• **To do**:
Look through the material below and count the lines with the string "image". Report only the count.

Stored entries
+++

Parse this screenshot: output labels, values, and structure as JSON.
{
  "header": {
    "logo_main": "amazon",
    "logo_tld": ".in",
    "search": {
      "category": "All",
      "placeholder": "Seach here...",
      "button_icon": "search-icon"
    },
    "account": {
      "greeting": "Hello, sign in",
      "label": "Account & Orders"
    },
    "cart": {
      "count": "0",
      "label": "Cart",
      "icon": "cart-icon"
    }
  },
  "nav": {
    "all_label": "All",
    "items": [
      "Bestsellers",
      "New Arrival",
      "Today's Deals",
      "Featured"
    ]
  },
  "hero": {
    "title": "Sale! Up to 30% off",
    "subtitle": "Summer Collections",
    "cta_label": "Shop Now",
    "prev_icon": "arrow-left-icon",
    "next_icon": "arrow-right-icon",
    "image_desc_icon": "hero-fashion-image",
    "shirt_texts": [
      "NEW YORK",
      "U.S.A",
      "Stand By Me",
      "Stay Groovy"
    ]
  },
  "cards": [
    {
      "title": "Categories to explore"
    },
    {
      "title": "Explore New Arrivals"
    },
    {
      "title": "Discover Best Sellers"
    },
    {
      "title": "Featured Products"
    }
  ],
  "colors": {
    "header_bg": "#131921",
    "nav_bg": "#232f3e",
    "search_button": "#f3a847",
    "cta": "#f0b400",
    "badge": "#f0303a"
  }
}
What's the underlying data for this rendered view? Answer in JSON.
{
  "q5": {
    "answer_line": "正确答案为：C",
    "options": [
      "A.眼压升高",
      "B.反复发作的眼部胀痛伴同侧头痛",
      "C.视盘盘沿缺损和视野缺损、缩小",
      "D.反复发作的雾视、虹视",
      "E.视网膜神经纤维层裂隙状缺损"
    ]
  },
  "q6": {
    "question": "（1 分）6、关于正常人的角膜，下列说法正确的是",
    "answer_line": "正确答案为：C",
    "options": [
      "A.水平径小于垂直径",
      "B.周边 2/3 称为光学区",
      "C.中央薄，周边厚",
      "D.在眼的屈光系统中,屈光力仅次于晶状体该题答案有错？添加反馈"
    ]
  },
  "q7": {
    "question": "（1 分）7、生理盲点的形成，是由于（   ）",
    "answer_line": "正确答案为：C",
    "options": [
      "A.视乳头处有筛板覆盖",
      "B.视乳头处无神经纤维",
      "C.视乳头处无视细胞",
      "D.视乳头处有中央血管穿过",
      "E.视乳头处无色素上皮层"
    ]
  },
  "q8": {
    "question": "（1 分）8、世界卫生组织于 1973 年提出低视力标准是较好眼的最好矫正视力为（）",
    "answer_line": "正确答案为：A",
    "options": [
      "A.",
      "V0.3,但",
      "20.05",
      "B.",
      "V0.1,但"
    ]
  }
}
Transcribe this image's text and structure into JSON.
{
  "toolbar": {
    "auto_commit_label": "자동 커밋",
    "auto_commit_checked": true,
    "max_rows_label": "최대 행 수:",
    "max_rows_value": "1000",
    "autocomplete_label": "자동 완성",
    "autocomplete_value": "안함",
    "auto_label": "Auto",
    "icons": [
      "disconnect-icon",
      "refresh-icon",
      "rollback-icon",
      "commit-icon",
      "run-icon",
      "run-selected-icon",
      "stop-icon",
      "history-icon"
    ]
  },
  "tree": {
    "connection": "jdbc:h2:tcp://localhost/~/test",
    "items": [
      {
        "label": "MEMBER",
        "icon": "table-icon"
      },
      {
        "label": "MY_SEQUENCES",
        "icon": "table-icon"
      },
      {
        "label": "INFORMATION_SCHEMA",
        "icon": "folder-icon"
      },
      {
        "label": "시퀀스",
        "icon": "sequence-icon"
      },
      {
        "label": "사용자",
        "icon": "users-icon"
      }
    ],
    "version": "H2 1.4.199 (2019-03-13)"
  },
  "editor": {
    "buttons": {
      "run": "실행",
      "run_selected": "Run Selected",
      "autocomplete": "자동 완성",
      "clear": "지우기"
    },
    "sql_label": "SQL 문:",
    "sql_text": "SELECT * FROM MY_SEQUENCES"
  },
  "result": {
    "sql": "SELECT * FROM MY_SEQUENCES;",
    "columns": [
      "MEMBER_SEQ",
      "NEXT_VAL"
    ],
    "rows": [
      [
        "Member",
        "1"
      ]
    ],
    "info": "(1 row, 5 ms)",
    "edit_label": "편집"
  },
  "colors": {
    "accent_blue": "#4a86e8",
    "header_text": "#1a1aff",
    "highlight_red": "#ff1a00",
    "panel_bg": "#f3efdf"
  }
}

+++

• **Worked answer**:
2